— Begin Input —

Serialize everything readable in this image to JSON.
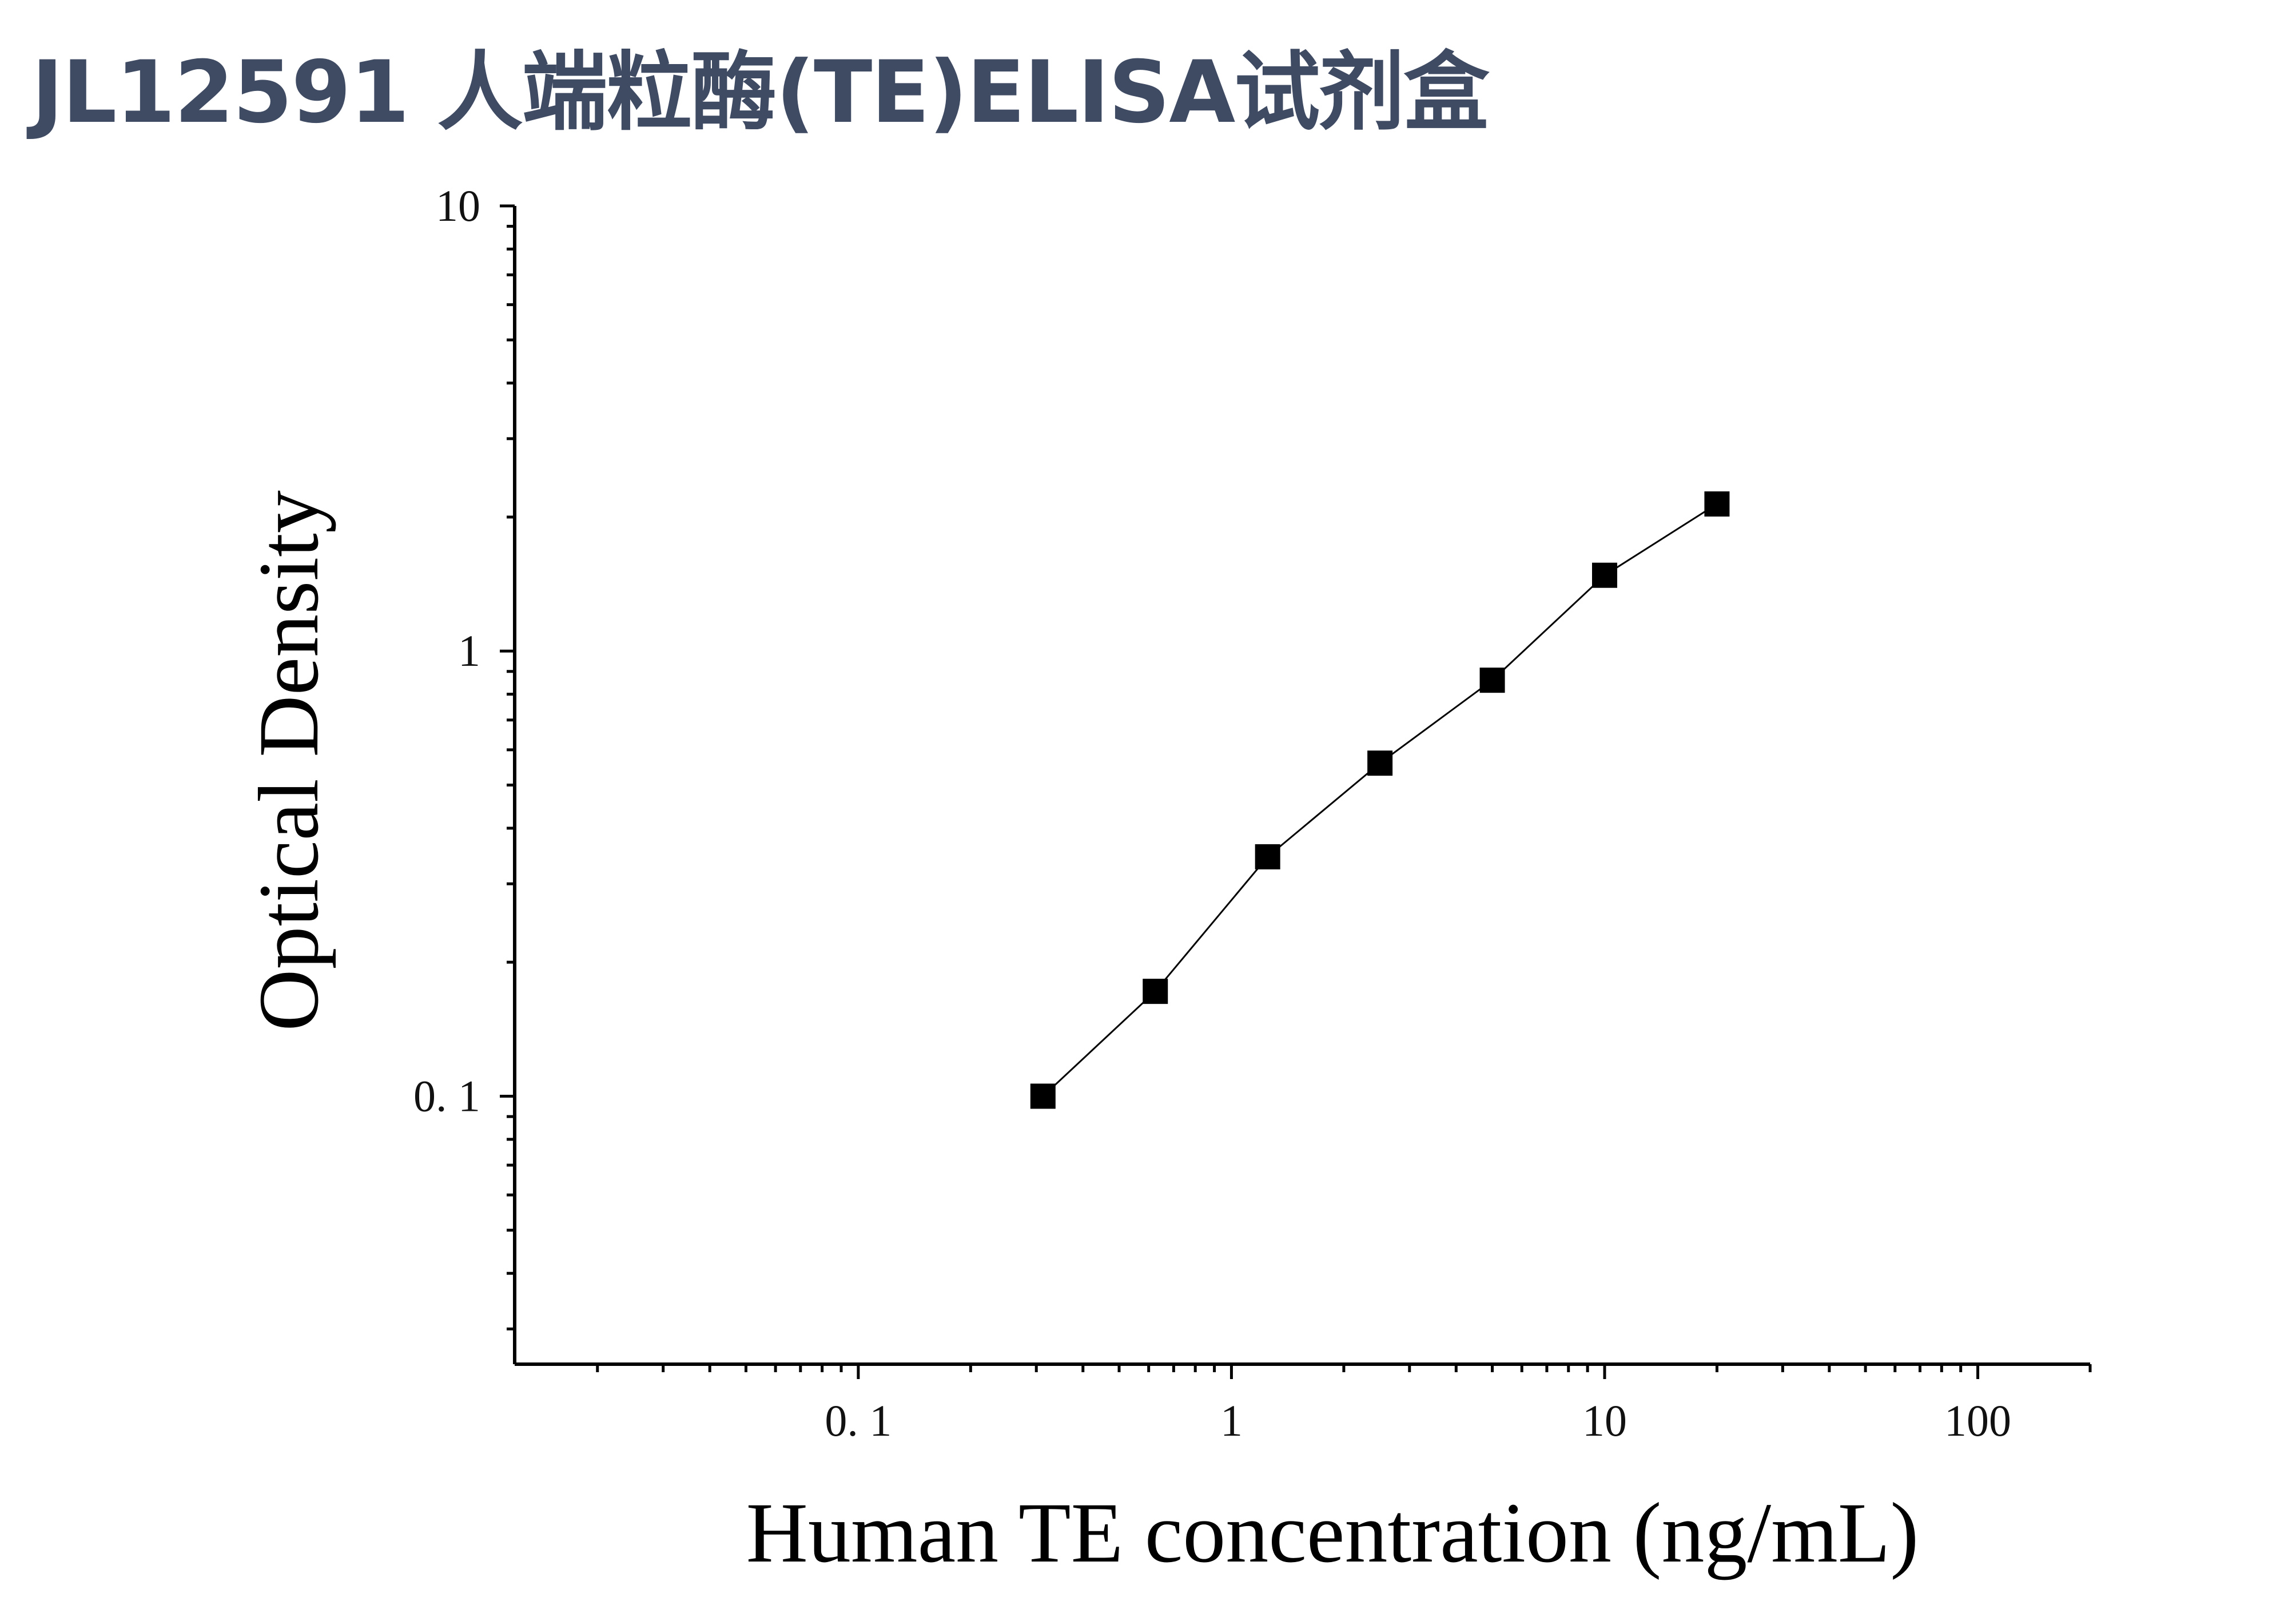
{
  "title": "JL12591 人端粒酶(TE)ELISA试剂盒",
  "chart_data": {
    "type": "scatter",
    "xlabel": "Human TE concentration (ng/mL)",
    "ylabel": "Optical Density",
    "xscale": "log",
    "yscale": "log",
    "xlim": [
      0.012,
      200
    ],
    "ylim": [
      0.025,
      10
    ],
    "x_ticks": [
      0.1,
      1,
      10,
      100
    ],
    "x_tick_labels": [
      "0. 1",
      "1",
      "10",
      "100"
    ],
    "y_ticks": [
      0.1,
      1,
      10
    ],
    "y_tick_labels": [
      "0. 1",
      "1",
      "10"
    ],
    "grid": false,
    "marker": "square",
    "color": "#000000",
    "series": [
      {
        "x": [
          0.3125,
          0.625,
          1.25,
          2.5,
          5,
          10,
          20
        ],
        "y": [
          0.1,
          0.172,
          0.345,
          0.56,
          0.86,
          1.48,
          2.14
        ],
        "fit_line": true
      }
    ]
  }
}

— End Input —

Task brief
Copy each line in full and exactly, omitting any picture.

Response to the task
Serialize everything readable in this image to JSON.
{
  "title": "JL12591 人端粒酶(TE)ELISA试剂盒",
  "chart_data": {
    "type": "scatter",
    "xlabel": "Human TE concentration (ng/mL)",
    "ylabel": "Optical Density",
    "xscale": "log",
    "yscale": "log",
    "xlim": [
      0.012,
      200
    ],
    "ylim": [
      0.025,
      10
    ],
    "x_ticks": [
      0.1,
      1,
      10,
      100
    ],
    "x_tick_labels": [
      "0. 1",
      "1",
      "10",
      "100"
    ],
    "y_ticks": [
      0.1,
      1,
      10
    ],
    "y_tick_labels": [
      "0. 1",
      "1",
      "10"
    ],
    "grid": false,
    "marker": "square",
    "color": "#000000",
    "series": [
      {
        "x": [
          0.3125,
          0.625,
          1.25,
          2.5,
          5,
          10,
          20
        ],
        "y": [
          0.1,
          0.172,
          0.345,
          0.56,
          0.86,
          1.48,
          2.14
        ],
        "fit_line": true
      }
    ]
  }
}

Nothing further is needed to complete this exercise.